[Entries from a dataset]
──────────────────────────────
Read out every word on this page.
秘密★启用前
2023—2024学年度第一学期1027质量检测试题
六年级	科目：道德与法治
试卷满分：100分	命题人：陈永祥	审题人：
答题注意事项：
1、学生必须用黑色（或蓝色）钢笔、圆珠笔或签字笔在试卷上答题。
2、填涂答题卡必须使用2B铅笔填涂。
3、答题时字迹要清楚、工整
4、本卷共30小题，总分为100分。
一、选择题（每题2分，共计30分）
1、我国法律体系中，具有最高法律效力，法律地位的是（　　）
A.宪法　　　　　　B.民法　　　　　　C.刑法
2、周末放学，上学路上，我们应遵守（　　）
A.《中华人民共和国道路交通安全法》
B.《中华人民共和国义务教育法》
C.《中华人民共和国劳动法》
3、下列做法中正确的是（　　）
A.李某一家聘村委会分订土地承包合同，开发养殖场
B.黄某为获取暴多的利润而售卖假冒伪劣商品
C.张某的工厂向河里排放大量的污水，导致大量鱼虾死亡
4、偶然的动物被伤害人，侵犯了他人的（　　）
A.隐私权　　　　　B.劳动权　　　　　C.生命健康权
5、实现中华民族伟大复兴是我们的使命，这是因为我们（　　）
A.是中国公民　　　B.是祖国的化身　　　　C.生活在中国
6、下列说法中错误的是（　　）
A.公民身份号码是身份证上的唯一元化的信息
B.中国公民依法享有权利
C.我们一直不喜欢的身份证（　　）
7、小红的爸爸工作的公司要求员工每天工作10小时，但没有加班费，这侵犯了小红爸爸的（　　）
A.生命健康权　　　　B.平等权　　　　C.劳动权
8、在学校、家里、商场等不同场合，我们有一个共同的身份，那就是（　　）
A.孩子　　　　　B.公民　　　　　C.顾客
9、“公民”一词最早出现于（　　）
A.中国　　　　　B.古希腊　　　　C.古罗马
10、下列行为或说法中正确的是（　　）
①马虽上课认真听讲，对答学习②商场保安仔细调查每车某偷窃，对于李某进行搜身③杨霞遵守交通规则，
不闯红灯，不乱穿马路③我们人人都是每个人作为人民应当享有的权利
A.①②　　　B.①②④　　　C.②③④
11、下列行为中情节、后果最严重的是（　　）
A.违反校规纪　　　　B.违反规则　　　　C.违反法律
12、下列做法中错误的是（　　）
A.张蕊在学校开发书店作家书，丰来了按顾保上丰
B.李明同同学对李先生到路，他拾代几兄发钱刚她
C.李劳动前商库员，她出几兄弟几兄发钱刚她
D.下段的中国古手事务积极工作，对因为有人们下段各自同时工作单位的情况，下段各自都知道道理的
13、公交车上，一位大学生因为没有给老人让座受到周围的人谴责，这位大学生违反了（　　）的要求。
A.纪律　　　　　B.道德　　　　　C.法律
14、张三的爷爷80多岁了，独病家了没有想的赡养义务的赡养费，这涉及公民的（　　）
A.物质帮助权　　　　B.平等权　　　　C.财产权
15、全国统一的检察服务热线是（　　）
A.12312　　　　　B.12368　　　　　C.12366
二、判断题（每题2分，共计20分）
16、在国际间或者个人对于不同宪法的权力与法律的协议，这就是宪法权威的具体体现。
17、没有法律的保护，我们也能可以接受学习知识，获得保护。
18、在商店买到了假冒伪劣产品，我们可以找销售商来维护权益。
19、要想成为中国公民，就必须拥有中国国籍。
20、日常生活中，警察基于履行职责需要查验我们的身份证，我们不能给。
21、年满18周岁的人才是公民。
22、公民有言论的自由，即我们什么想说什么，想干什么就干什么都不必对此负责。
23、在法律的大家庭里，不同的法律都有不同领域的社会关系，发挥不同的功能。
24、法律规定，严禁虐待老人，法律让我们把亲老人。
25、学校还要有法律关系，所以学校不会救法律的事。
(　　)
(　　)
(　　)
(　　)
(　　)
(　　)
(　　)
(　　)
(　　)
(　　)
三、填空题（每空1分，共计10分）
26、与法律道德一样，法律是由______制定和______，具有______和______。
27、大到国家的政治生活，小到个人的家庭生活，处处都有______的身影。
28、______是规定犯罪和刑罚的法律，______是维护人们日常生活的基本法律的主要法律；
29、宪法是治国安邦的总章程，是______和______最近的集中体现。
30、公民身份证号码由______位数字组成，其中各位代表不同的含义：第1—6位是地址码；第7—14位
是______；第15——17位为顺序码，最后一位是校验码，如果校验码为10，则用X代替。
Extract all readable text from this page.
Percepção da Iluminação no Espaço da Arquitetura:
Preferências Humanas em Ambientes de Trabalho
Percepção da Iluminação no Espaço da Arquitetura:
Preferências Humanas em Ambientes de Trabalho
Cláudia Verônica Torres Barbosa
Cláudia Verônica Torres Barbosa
──────────────────────────────
▶ TASK
Output an exact copy of each record.

▶ FINAL RESULT
Read out every word on this page.
秘密★启用前
2023—2024学年度第一学期1027质量检测试题
六年级	科目：道德与法治
试卷满分：100分	命题人：陈永祥	审题人：
答题注意事项：
1、学生必须用黑色（或蓝色）钢笔、圆珠笔或签字笔在试卷上答题。
2、填涂答题卡必须使用2B铅笔填涂。
3、答题时字迹要清楚、工整
4、本卷共30小题，总分为100分。
一、选择题（每题2分，共计30分）
1、我国法律体系中，具有最高法律效力，法律地位的是（　　）
A.宪法　　　　　　B.民法　　　　　　C.刑法
2、周末放学，上学路上，我们应遵守（　　）
A.《中华人民共和国道路交通安全法》
B.《中华人民共和国义务教育法》
C.《中华人民共和国劳动法》
3、下列做法中正确的是（　　）
A.李某一家聘村委会分订土地承包合同，开发养殖场
B.黄某为获取暴多的利润而售卖假冒伪劣商品
C.张某的工厂向河里排放大量的污水，导致大量鱼虾死亡
4、偶然的动物被伤害人，侵犯了他人的（　　）
A.隐私权　　　　　B.劳动权　　　　　C.生命健康权
5、实现中华民族伟大复兴是我们的使命，这是因为我们（　　）
A.是中国公民　　　B.是祖国的化身　　　　C.生活在中国
6、下列说法中错误的是（　　）
A.公民身份号码是身份证上的唯一元化的信息
B.中国公民依法享有权利
C.我们一直不喜欢的身份证（　　）
7、小红的爸爸工作的公司要求员工每天工作10小时，但没有加班费，这侵犯了小红爸爸的（　　）
A.生命健康权　　　　B.平等权　　　　C.劳动权
8、在学校、家里、商场等不同场合，我们有一个共同的身份，那就是（　　）
A.孩子　　　　　B.公民　　　　　C.顾客
9、“公民”一词最早出现于（　　）
A.中国　　　　　B.古希腊　　　　C.古罗马
10、下列行为或说法中正确的是（　　）
①马虽上课认真听讲，对答学习②商场保安仔细调查每车某偷窃，对于李某进行搜身③杨霞遵守交通规则，
不闯红灯，不乱穿马路③我们人人都是每个人作为人民应当享有的权利
A.①②　　　B.①②④　　　C.②③④
11、下列行为中情节、后果最严重的是（　　）
A.违反校规纪　　　　B.违反规则　　　　C.违反法律
12、下列做法中错误的是（　　）
A.张蕊在学校开发书店作家书，丰来了按顾保上丰
B.李明同同学对李先生到路，他拾代几兄发钱刚她
C.李劳动前商库员，她出几兄弟几兄发钱刚她
D.下段的中国古手事务积极工作，对因为有人们下段各自同时工作单位的情况，下段各自都知道道理的
13、公交车上，一位大学生因为没有给老人让座受到周围的人谴责，这位大学生违反了（　　）的要求。
A.纪律　　　　　B.道德　　　　　C.法律
14、张三的爷爷80多岁了，独病家了没有想的赡养义务的赡养费，这涉及公民的（　　）
A.物质帮助权　　　　B.平等权　　　　C.财产权
15、全国统一的检察服务热线是（　　）
A.12312　　　　　B.12368　　　　　C.12366
二、判断题（每题2分，共计20分）
16、在国际间或者个人对于不同宪法的权力与法律的协议，这就是宪法权威的具体体现。
17、没有法律的保护，我们也能可以接受学习知识，获得保护。
18、在商店买到了假冒伪劣产品，我们可以找销售商来维护权益。
19、要想成为中国公民，就必须拥有中国国籍。
20、日常生活中，警察基于履行职责需要查验我们的身份证，我们不能给。
21、年满18周岁的人才是公民。
22、公民有言论的自由，即我们什么想说什么，想干什么就干什么都不必对此负责。
23、在法律的大家庭里，不同的法律都有不同领域的社会关系，发挥不同的功能。
24、法律规定，严禁虐待老人，法律让我们把亲老人。
25、学校还要有法律关系，所以学校不会救法律的事。
(　　)
(　　)
(　　)
(　　)
(　　)
(　　)
(　　)
(　　)
(　　)
(　　)
三、填空题（每空1分，共计10分）
26、与法律道德一样，法律是由______制定和______，具有______和______。
27、大到国家的政治生活，小到个人的家庭生活，处处都有______的身影。
28、______是规定犯罪和刑罚的法律，______是维护人们日常生活的基本法律的主要法律；
29、宪法是治国安邦的总章程，是______和______最近的集中体现。
30、公民身份证号码由______位数字组成，其中各位代表不同的含义：第1—6位是地址码；第7—14位
是______；第15——17位为顺序码，最后一位是校验码，如果校验码为10，则用X代替。
Extract all readable text from this page.
Percepção da Iluminação no Espaço da Arquitetura:
Preferências Humanas em Ambientes de Trabalho
Percepção da Iluminação no Espaço da Arquitetura:
Preferências Humanas em Ambientes de Trabalho
Cláudia Verônica Torres Barbosa
Cláudia Verônica Torres Barbosa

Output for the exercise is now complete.